#### Given problem:
Reproduce each line of the listing exactly.

#### Dataset records:

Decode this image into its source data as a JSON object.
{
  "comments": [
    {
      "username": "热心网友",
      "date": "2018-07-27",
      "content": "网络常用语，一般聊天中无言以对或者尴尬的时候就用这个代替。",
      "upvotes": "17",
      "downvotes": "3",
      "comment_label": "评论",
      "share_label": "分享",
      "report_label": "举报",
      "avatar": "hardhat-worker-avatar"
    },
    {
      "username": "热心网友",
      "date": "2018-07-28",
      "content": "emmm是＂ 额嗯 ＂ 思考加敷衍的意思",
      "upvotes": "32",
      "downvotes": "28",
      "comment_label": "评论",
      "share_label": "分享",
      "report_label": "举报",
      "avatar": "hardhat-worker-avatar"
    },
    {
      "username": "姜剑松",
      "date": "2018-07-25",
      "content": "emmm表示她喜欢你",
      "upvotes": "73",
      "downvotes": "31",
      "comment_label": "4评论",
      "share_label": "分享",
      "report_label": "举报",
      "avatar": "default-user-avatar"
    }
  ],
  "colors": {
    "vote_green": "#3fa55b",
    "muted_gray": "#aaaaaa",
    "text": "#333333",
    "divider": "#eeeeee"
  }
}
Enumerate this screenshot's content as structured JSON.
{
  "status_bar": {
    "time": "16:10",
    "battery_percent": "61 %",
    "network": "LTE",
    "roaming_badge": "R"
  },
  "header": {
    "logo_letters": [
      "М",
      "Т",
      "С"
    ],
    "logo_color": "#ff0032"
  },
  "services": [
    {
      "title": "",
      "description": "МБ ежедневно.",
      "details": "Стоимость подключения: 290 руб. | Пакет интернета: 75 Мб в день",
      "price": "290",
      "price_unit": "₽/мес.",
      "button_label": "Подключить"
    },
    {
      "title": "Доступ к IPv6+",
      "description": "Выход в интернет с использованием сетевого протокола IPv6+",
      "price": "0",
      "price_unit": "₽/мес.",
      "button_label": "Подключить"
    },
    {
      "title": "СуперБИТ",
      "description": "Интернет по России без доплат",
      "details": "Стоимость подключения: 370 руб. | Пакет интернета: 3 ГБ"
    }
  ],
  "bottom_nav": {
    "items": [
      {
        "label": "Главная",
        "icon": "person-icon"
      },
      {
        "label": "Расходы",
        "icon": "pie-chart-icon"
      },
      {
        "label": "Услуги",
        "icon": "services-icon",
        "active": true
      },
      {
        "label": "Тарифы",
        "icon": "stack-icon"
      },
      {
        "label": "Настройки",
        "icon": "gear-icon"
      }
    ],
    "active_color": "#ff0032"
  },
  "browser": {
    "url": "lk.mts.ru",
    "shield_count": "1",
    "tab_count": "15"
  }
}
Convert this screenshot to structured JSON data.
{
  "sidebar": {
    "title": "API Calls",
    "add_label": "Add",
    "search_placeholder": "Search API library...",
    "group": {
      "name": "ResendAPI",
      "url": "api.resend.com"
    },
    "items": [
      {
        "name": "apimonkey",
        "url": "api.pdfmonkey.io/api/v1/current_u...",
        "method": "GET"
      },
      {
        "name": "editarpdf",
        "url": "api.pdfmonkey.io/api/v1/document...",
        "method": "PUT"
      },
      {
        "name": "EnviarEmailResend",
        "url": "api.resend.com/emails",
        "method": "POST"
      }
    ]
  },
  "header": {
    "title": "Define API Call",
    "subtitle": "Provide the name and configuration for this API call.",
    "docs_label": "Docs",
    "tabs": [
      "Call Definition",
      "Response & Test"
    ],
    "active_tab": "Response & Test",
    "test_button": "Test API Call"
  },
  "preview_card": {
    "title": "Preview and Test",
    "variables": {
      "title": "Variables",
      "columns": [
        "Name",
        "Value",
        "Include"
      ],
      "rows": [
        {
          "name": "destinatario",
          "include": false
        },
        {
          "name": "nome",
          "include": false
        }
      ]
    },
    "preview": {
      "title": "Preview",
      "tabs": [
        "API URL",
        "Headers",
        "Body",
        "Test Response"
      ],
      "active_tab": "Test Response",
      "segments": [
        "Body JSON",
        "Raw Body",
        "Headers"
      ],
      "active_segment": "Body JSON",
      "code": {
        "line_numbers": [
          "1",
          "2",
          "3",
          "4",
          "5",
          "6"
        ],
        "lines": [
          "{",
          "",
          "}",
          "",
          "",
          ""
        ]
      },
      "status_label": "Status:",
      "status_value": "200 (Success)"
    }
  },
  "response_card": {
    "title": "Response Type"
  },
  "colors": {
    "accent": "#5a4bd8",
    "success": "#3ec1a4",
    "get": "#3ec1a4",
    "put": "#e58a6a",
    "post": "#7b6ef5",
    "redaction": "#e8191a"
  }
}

#### Response to the exercise:
Decode this image into its source data as a JSON object.
{
  "comments": [
    {
      "username": "热心网友",
      "date": "2018-07-27",
      "content": "网络常用语，一般聊天中无言以对或者尴尬的时候就用这个代替。",
      "upvotes": "17",
      "downvotes": "3",
      "comment_label": "评论",
      "share_label": "分享",
      "report_label": "举报",
      "avatar": "hardhat-worker-avatar"
    },
    {
      "username": "热心网友",
      "date": "2018-07-28",
      "content": "emmm是＂ 额嗯 ＂ 思考加敷衍的意思",
      "upvotes": "32",
      "downvotes": "28",
      "comment_label": "评论",
      "share_label": "分享",
      "report_label": "举报",
      "avatar": "hardhat-worker-avatar"
    },
    {
      "username": "姜剑松",
      "date": "2018-07-25",
      "content": "emmm表示她喜欢你",
      "upvotes": "73",
      "downvotes": "31",
      "comment_label": "4评论",
      "share_label": "分享",
      "report_label": "举报",
      "avatar": "default-user-avatar"
    }
  ],
  "colors": {
    "vote_green": "#3fa55b",
    "muted_gray": "#aaaaaa",
    "text": "#333333",
    "divider": "#eeeeee"
  }
}
Enumerate this screenshot's content as structured JSON.
{
  "status_bar": {
    "time": "16:10",
    "battery_percent": "61 %",
    "network": "LTE",
    "roaming_badge": "R"
  },
  "header": {
    "logo_letters": [
      "М",
      "Т",
      "С"
    ],
    "logo_color": "#ff0032"
  },
  "services": [
    {
      "title": "",
      "description": "МБ ежедневно.",
      "details": "Стоимость подключения: 290 руб. | Пакет интернета: 75 Мб в день",
      "price": "290",
      "price_unit": "₽/мес.",
      "button_label": "Подключить"
    },
    {
      "title": "Доступ к IPv6+",
      "description": "Выход в интернет с использованием сетевого протокола IPv6+",
      "price": "0",
      "price_unit": "₽/мес.",
      "button_label": "Подключить"
    },
    {
      "title": "СуперБИТ",
      "description": "Интернет по России без доплат",
      "details": "Стоимость подключения: 370 руб. | Пакет интернета: 3 ГБ"
    }
  ],
  "bottom_nav": {
    "items": [
      {
        "label": "Главная",
        "icon": "person-icon"
      },
      {
        "label": "Расходы",
        "icon": "pie-chart-icon"
      },
      {
        "label": "Услуги",
        "icon": "services-icon",
        "active": true
      },
      {
        "label": "Тарифы",
        "icon": "stack-icon"
      },
      {
        "label": "Настройки",
        "icon": "gear-icon"
      }
    ],
    "active_color": "#ff0032"
  },
  "browser": {
    "url": "lk.mts.ru",
    "shield_count": "1",
    "tab_count": "15"
  }
}
Convert this screenshot to structured JSON data.
{
  "sidebar": {
    "title": "API Calls",
    "add_label": "Add",
    "search_placeholder": "Search API library...",
    "group": {
      "name": "ResendAPI",
      "url": "api.resend.com"
    },
    "items": [
      {
        "name": "apimonkey",
        "url": "api.pdfmonkey.io/api/v1/current_u...",
        "method": "GET"
      },
      {
        "name": "editarpdf",
        "url": "api.pdfmonkey.io/api/v1/document...",
        "method": "PUT"
      },
      {
        "name": "EnviarEmailResend",
        "url": "api.resend.com/emails",
        "method": "POST"
      }
    ]
  },
  "header": {
    "title": "Define API Call",
    "subtitle": "Provide the name and configuration for this API call.",
    "docs_label": "Docs",
    "tabs": [
      "Call Definition",
      "Response & Test"
    ],
    "active_tab": "Response & Test",
    "test_button": "Test API Call"
  },
  "preview_card": {
    "title": "Preview and Test",
    "variables": {
      "title": "Variables",
      "columns": [
        "Name",
        "Value",
        "Include"
      ],
      "rows": [
        {
          "name": "destinatario",
          "include": false
        },
        {
          "name": "nome",
          "include": false
        }
      ]
    },
    "preview": {
      "title": "Preview",
      "tabs": [
        "API URL",
        "Headers",
        "Body",
        "Test Response"
      ],
      "active_tab": "Test Response",
      "segments": [
        "Body JSON",
        "Raw Body",
        "Headers"
      ],
      "active_segment": "Body JSON",
      "code": {
        "line_numbers": [
          "1",
          "2",
          "3",
          "4",
          "5",
          "6"
        ],
        "lines": [
          "{",
          "",
          "}",
          "",
          "",
          ""
        ]
      },
      "status_label": "Status:",
      "status_value": "200 (Success)"
    }
  },
  "response_card": {
    "title": "Response Type"
  },
  "colors": {
    "accent": "#5a4bd8",
    "success": "#3ec1a4",
    "get": "#3ec1a4",
    "put": "#e58a6a",
    "post": "#7b6ef5",
    "redaction": "#e8191a"
  }
}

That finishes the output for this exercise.